__The problem__.
From the listing, collect all lines containing the word "placeholder".

-=-=-=-=-

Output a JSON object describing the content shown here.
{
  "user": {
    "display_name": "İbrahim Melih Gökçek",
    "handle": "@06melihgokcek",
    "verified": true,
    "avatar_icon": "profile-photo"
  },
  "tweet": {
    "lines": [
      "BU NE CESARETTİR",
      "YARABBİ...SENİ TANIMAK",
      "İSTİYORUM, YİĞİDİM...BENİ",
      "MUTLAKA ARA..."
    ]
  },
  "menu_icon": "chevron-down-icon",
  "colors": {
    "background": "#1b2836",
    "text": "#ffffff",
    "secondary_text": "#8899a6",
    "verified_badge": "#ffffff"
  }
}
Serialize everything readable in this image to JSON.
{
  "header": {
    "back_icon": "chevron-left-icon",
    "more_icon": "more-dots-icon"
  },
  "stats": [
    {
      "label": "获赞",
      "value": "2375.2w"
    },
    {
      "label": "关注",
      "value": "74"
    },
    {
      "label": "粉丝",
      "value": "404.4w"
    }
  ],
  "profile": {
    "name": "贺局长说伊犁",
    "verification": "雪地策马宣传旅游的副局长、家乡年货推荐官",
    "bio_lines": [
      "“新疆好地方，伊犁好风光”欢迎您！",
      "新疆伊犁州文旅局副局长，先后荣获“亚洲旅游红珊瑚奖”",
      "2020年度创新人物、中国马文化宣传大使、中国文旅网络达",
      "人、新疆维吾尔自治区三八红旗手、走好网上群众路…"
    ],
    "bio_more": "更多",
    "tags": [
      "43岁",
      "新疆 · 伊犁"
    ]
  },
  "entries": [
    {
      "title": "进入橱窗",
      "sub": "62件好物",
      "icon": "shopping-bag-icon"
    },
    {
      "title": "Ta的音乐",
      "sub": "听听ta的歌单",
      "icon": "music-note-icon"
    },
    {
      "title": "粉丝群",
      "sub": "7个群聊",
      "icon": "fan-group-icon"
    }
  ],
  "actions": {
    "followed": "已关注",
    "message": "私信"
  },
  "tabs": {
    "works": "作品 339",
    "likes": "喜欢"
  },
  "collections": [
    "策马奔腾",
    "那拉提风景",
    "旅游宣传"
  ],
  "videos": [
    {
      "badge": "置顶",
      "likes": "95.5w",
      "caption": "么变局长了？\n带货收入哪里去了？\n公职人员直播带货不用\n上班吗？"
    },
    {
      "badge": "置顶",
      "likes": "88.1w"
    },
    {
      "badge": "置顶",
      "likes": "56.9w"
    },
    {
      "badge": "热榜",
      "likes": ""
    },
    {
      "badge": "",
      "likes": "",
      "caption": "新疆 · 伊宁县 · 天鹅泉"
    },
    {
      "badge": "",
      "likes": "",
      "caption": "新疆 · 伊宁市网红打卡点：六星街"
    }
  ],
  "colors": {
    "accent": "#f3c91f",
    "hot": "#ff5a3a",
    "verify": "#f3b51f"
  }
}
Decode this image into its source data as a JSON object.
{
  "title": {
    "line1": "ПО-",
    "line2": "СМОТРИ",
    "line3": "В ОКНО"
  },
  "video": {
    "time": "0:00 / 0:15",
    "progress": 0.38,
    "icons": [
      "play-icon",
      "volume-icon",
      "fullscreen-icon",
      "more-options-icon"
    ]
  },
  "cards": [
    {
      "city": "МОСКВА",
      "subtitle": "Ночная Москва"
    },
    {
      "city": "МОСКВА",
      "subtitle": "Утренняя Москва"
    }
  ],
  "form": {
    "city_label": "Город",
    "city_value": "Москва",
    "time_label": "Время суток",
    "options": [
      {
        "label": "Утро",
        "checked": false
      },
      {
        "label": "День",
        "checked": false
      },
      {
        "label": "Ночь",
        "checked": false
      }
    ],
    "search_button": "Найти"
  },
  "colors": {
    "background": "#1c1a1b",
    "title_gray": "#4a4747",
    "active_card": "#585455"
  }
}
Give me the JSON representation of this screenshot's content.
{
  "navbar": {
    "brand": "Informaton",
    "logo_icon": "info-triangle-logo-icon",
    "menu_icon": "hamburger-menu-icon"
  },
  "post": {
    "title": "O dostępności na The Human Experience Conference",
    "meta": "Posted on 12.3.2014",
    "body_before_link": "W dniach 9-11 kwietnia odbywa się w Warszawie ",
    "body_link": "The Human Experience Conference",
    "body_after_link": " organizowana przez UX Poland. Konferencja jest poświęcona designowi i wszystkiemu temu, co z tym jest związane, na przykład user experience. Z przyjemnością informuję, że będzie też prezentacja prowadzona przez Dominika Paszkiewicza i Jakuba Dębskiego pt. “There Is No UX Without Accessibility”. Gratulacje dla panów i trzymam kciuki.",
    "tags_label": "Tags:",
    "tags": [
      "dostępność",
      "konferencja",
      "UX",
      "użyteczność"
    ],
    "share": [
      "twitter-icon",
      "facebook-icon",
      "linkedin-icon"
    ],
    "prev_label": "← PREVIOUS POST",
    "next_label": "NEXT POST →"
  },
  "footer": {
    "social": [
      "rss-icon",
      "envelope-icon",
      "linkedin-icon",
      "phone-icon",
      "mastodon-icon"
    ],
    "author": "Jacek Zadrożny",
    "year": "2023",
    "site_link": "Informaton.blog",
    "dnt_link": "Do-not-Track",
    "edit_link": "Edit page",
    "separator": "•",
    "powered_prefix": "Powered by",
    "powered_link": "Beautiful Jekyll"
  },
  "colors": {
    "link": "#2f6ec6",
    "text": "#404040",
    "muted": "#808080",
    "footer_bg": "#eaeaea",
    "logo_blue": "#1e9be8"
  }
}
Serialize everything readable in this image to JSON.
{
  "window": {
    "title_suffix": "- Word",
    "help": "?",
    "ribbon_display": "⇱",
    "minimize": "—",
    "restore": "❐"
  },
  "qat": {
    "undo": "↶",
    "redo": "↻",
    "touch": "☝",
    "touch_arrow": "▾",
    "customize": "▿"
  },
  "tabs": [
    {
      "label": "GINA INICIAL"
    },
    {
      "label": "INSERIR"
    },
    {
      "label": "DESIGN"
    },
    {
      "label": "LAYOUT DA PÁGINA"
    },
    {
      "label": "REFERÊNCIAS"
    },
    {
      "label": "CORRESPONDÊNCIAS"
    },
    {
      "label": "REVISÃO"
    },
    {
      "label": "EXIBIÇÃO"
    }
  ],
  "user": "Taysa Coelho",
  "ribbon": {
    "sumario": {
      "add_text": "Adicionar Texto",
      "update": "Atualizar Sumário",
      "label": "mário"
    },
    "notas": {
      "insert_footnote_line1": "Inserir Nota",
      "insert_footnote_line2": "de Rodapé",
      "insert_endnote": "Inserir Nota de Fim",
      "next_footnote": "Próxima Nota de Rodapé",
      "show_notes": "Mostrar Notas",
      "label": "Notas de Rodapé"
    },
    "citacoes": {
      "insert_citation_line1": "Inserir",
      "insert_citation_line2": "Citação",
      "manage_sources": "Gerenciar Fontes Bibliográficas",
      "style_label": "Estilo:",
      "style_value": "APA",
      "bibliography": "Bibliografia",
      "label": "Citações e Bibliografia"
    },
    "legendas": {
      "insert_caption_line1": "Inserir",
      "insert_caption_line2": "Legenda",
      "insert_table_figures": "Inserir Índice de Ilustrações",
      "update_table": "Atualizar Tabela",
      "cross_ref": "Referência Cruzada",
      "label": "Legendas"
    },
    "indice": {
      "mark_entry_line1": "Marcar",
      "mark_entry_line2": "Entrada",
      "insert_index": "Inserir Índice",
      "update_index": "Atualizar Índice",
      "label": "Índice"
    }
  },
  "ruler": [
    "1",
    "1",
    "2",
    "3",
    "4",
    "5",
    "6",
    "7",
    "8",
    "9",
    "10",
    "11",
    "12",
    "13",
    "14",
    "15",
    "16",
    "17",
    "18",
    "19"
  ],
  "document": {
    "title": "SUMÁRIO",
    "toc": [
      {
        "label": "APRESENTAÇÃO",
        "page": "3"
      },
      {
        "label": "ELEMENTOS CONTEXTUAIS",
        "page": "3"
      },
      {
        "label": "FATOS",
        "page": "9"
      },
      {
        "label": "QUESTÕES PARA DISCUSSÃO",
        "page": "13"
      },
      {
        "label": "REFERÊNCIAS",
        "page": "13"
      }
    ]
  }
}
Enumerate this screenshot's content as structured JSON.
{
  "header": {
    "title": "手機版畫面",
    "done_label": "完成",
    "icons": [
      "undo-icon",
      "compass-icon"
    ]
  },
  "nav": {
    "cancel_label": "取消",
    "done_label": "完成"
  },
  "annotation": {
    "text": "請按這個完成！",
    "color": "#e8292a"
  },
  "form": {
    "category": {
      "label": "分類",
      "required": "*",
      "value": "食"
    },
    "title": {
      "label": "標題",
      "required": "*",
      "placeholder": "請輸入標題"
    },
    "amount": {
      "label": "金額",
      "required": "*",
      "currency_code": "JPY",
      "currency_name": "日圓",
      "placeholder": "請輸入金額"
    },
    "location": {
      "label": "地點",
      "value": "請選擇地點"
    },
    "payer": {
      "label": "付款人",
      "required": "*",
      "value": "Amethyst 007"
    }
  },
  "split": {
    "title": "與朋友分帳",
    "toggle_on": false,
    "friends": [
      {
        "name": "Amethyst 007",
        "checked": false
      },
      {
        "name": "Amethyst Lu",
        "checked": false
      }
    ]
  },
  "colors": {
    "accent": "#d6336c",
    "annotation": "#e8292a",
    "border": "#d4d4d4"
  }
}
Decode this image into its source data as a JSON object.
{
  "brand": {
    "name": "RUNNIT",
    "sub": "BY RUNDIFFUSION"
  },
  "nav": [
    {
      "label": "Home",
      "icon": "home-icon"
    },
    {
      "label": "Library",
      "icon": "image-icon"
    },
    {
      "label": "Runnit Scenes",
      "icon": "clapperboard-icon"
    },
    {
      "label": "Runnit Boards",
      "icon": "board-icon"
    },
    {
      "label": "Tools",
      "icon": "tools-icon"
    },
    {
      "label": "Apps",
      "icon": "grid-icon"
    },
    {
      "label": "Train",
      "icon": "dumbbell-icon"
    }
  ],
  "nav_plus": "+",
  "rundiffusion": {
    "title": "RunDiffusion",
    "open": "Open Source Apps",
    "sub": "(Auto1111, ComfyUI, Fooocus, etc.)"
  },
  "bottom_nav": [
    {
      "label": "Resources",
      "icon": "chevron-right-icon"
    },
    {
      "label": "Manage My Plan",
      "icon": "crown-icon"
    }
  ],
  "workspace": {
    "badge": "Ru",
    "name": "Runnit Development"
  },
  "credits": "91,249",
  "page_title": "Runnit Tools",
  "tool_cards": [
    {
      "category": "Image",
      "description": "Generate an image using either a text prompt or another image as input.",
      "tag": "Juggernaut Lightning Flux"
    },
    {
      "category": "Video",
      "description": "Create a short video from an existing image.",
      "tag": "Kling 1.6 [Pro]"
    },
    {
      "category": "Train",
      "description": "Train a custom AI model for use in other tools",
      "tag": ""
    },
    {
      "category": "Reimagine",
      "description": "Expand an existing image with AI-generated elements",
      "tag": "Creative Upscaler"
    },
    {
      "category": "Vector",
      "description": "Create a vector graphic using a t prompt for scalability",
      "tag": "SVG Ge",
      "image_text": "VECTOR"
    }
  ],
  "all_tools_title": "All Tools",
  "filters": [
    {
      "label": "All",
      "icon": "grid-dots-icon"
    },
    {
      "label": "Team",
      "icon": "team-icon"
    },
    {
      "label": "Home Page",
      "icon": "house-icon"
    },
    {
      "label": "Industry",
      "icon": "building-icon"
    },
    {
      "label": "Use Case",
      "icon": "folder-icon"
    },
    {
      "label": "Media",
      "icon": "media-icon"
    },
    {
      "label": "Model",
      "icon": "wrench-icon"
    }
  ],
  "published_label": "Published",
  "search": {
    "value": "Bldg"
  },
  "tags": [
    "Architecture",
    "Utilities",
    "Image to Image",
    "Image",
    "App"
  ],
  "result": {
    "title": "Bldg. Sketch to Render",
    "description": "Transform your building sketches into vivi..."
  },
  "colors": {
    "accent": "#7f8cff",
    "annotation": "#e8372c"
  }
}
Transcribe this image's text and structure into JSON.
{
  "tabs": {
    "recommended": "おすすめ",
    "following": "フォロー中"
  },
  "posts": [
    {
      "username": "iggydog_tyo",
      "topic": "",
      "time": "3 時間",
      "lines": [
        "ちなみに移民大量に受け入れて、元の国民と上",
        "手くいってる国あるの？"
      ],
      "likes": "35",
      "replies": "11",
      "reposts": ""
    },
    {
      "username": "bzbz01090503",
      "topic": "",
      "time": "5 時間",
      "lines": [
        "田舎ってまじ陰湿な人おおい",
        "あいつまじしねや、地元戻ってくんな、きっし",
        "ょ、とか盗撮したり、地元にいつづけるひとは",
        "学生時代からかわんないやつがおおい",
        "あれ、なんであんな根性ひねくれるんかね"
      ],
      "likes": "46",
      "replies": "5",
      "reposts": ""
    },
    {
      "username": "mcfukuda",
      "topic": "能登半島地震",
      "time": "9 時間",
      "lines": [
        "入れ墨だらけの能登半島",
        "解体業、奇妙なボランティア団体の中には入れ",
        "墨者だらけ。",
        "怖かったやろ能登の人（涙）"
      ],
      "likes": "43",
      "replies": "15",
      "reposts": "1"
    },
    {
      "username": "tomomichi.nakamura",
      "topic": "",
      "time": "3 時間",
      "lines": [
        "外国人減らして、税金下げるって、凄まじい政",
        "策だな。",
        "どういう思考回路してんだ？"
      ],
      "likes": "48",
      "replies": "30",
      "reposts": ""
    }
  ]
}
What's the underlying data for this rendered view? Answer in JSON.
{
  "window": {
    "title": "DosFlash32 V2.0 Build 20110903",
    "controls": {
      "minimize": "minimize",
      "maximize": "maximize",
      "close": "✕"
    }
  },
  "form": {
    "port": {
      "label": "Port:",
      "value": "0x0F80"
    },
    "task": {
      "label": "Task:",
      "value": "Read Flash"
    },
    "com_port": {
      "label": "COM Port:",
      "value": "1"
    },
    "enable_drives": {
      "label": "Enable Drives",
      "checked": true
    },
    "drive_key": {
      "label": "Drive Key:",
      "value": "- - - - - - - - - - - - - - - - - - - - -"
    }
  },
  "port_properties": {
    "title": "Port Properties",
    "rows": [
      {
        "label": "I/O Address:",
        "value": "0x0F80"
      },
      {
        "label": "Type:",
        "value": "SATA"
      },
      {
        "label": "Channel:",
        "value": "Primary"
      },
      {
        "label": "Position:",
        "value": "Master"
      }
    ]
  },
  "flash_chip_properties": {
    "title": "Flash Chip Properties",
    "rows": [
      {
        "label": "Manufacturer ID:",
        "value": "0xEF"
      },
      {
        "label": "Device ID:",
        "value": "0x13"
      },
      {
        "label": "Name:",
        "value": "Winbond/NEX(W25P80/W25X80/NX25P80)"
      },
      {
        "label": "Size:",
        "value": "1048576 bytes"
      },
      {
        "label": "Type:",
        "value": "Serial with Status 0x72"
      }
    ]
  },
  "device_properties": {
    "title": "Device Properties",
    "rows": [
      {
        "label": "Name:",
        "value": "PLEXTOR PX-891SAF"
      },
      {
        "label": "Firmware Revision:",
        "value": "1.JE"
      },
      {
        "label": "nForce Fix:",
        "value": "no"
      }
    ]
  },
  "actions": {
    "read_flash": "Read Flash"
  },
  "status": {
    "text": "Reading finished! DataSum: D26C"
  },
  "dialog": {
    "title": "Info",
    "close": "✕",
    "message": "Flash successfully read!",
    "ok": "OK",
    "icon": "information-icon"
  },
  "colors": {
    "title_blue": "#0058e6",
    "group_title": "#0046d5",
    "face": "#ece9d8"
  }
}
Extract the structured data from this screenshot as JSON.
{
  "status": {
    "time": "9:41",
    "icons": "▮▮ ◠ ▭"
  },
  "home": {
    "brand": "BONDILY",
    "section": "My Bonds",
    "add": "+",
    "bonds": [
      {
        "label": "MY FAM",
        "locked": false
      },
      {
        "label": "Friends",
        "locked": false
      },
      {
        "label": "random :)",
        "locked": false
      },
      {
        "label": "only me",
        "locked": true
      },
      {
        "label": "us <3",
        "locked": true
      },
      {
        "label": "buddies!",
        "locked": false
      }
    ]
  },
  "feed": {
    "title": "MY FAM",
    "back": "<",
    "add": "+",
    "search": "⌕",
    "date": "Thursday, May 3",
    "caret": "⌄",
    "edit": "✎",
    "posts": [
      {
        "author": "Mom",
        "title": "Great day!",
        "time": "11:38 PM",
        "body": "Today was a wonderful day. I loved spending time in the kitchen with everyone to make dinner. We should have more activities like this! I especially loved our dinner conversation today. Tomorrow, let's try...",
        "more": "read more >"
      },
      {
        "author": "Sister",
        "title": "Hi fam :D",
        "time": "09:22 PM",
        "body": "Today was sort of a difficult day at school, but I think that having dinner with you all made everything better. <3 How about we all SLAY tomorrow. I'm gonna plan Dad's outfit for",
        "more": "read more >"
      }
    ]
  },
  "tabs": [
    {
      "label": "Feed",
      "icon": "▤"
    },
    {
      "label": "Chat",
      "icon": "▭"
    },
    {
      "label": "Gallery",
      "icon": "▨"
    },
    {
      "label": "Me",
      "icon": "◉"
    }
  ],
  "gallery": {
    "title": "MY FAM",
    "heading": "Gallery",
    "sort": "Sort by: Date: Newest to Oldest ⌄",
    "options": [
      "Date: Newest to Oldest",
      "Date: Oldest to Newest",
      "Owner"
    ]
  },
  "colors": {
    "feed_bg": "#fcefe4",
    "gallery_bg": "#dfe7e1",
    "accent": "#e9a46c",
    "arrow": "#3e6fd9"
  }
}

-=-=-=-=-

__Finished answer__.
      "placeholder": "請輸入標題"
      "placeholder": "請輸入金額"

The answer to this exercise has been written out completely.